====== Supplied records

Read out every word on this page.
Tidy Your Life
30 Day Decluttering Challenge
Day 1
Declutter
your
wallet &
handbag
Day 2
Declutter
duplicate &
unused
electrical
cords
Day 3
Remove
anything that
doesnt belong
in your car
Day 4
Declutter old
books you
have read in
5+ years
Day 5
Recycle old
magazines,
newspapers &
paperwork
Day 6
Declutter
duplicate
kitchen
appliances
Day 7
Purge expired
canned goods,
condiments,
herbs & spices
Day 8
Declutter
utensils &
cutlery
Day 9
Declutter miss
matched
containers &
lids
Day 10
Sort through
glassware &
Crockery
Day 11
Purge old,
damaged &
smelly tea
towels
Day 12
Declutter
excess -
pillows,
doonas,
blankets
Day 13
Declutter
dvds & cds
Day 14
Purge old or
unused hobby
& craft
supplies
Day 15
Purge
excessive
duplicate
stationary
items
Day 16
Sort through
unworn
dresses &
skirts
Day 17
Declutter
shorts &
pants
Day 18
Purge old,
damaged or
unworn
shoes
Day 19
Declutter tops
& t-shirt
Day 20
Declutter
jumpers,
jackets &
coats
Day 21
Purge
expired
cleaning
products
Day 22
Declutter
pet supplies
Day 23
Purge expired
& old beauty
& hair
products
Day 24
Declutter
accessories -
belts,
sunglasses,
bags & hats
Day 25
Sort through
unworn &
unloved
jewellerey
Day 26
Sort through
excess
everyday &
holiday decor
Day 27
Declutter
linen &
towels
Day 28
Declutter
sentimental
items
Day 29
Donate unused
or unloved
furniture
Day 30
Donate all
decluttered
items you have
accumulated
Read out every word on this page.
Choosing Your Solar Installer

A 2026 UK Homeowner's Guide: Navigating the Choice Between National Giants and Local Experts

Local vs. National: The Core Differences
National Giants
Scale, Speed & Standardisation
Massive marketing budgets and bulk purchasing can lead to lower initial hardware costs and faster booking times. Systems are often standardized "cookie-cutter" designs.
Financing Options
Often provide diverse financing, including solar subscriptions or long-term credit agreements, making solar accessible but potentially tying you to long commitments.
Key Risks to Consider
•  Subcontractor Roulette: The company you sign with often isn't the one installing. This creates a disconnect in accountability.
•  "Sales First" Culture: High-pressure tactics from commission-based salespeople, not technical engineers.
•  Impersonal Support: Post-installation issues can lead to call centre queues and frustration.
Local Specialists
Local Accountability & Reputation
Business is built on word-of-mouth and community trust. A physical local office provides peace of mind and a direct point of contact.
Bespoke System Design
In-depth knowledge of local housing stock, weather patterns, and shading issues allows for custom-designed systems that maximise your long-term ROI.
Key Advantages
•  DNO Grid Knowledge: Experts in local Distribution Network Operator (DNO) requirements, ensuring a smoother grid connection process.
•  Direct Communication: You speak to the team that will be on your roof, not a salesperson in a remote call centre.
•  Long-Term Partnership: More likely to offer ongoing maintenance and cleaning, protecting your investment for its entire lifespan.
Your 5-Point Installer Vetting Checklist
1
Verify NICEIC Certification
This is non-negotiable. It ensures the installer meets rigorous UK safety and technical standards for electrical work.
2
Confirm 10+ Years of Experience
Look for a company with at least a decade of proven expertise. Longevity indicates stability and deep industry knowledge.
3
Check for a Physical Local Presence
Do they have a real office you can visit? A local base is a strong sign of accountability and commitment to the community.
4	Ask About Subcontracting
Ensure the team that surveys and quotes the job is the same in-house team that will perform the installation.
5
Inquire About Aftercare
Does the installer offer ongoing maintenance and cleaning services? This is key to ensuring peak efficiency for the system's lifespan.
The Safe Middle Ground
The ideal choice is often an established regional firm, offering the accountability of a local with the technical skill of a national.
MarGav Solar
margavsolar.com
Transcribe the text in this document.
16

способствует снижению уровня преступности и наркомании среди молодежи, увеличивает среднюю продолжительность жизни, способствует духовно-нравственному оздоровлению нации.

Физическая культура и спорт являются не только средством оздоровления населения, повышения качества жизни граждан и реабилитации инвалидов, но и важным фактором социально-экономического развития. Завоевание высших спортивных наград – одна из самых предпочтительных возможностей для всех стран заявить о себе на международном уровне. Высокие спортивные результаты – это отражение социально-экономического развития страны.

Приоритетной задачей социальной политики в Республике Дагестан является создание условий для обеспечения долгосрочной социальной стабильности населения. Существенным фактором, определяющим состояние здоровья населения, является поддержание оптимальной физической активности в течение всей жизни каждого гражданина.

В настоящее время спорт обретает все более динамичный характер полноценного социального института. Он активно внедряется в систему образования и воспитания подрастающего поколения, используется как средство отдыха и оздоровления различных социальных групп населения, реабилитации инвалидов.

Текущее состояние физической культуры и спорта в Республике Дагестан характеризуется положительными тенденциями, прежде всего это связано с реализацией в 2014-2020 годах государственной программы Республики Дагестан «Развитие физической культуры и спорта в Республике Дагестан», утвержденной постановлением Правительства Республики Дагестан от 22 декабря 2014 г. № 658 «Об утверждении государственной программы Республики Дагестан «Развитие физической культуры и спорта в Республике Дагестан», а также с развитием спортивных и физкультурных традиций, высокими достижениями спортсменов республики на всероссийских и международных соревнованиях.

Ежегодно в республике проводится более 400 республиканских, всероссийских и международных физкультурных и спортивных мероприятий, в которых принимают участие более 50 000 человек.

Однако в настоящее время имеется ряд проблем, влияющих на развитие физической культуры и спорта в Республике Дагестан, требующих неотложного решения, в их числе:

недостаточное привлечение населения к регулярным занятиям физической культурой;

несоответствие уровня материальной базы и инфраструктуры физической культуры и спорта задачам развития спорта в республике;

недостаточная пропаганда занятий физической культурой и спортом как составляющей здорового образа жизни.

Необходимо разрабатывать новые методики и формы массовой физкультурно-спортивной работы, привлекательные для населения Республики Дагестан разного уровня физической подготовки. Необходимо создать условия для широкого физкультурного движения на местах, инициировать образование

============

What to work on: Output the listing above without altering a single character.

Task output:
Read out every word on this page.
Tidy Your Life
30 Day Decluttering Challenge
Day 1
Declutter
your
wallet &
handbag
Day 2
Declutter
duplicate &
unused
electrical
cords
Day 3
Remove
anything that
doesnt belong
in your car
Day 4
Declutter old
books you
have read in
5+ years
Day 5
Recycle old
magazines,
newspapers &
paperwork
Day 6
Declutter
duplicate
kitchen
appliances
Day 7
Purge expired
canned goods,
condiments,
herbs & spices
Day 8
Declutter
utensils &
cutlery
Day 9
Declutter miss
matched
containers &
lids
Day 10
Sort through
glassware &
Crockery
Day 11
Purge old,
damaged &
smelly tea
towels
Day 12
Declutter
excess -
pillows,
doonas,
blankets
Day 13
Declutter
dvds & cds
Day 14
Purge old or
unused hobby
& craft
supplies
Day 15
Purge
excessive
duplicate
stationary
items
Day 16
Sort through
unworn
dresses &
skirts
Day 17
Declutter
shorts &
pants
Day 18
Purge old,
damaged or
unworn
shoes
Day 19
Declutter tops
& t-shirt
Day 20
Declutter
jumpers,
jackets &
coats
Day 21
Purge
expired
cleaning
products
Day 22
Declutter
pet supplies
Day 23
Purge expired
& old beauty
& hair
products
Day 24
Declutter
accessories -
belts,
sunglasses,
bags & hats
Day 25
Sort through
unworn &
unloved
jewellerey
Day 26
Sort through
excess
everyday &
holiday decor
Day 27
Declutter
linen &
towels
Day 28
Declutter
sentimental
items
Day 29
Donate unused
or unloved
furniture
Day 30
Donate all
decluttered
items you have
accumulated
Read out every word on this page.
Choosing Your Solar Installer

A 2026 UK Homeowner's Guide: Navigating the Choice Between National Giants and Local Experts

Local vs. National: The Core Differences
National Giants
Scale, Speed & Standardisation
Massive marketing budgets and bulk purchasing can lead to lower initial hardware costs and faster booking times. Systems are often standardized "cookie-cutter" designs.
Financing Options
Often provide diverse financing, including solar subscriptions or long-term credit agreements, making solar accessible but potentially tying you to long commitments.
Key Risks to Consider
•  Subcontractor Roulette: The company you sign with often isn't the one installing. This creates a disconnect in accountability.
•  "Sales First" Culture: High-pressure tactics from commission-based salespeople, not technical engineers.
•  Impersonal Support: Post-installation issues can lead to call centre queues and frustration.
Local Specialists
Local Accountability & Reputation
Business is built on word-of-mouth and community trust. A physical local office provides peace of mind and a direct point of contact.
Bespoke System Design
In-depth knowledge of local housing stock, weather patterns, and shading issues allows for custom-designed systems that maximise your long-term ROI.
Key Advantages
•  DNO Grid Knowledge: Experts in local Distribution Network Operator (DNO) requirements, ensuring a smoother grid connection process.
•  Direct Communication: You speak to the team that will be on your roof, not a salesperson in a remote call centre.
•  Long-Term Partnership: More likely to offer ongoing maintenance and cleaning, protecting your investment for its entire lifespan.
Your 5-Point Installer Vetting Checklist
1
Verify NICEIC Certification
This is non-negotiable. It ensures the installer meets rigorous UK safety and technical standards for electrical work.
2
Confirm 10+ Years of Experience
Look for a company with at least a decade of proven expertise. Longevity indicates stability and deep industry knowledge.
3
Check for a Physical Local Presence
Do they have a real office you can visit? A local base is a strong sign of accountability and commitment to the community.
4	Ask About Subcontracting
Ensure the team that surveys and quotes the job is the same in-house team that will perform the installation.
5
Inquire About Aftercare
Does the installer offer ongoing maintenance and cleaning services? This is key to ensuring peak efficiency for the system's lifespan.
The Safe Middle Ground
The ideal choice is often an established regional firm, offering the accountability of a local with the technical skill of a national.
MarGav Solar
margavsolar.com
Transcribe the text in this document.
16

способствует снижению уровня преступности и наркомании среди молодежи, увеличивает среднюю продолжительность жизни, способствует духовно-нравственному оздоровлению нации.

Физическая культура и спорт являются не только средством оздоровления населения, повышения качества жизни граждан и реабилитации инвалидов, но и важным фактором социально-экономического развития. Завоевание высших спортивных наград – одна из самых предпочтительных возможностей для всех стран заявить о себе на международном уровне. Высокие спортивные результаты – это отражение социально-экономического развития страны.

Приоритетной задачей социальной политики в Республике Дагестан является создание условий для обеспечения долгосрочной социальной стабильности населения. Существенным фактором, определяющим состояние здоровья населения, является поддержание оптимальной физической активности в течение всей жизни каждого гражданина.

В настоящее время спорт обретает все более динамичный характер полноценного социального института. Он активно внедряется в систему образования и воспитания подрастающего поколения, используется как средство отдыха и оздоровления различных социальных групп населения, реабилитации инвалидов.

Текущее состояние физической культуры и спорта в Республике Дагестан характеризуется положительными тенденциями, прежде всего это связано с реализацией в 2014-2020 годах государственной программы Республики Дагестан «Развитие физической культуры и спорта в Республике Дагестан», утвержденной постановлением Правительства Республики Дагестан от 22 декабря 2014 г. № 658 «Об утверждении государственной программы Республики Дагестан «Развитие физической культуры и спорта в Республике Дагестан», а также с развитием спортивных и физкультурных традиций, высокими достижениями спортсменов республики на всероссийских и международных соревнованиях.

Ежегодно в республике проводится более 400 республиканских, всероссийских и международных физкультурных и спортивных мероприятий, в которых принимают участие более 50 000 человек.

Однако в настоящее время имеется ряд проблем, влияющих на развитие физической культуры и спорта в Республике Дагестан, требующих неотложного решения, в их числе:

недостаточное привлечение населения к регулярным занятиям физической культурой;

несоответствие уровня материальной базы и инфраструктуры физической культуры и спорта задачам развития спорта в республике;

недостаточная пропаганда занятий физической культурой и спортом как составляющей здорового образа жизни.

Необходимо разрабатывать новые методики и формы массовой физкультурно-спортивной работы, привлекательные для населения Республики Дагестан разного уровня физической подготовки. Необходимо создать условия для широкого физкультурного движения на местах, инициировать образование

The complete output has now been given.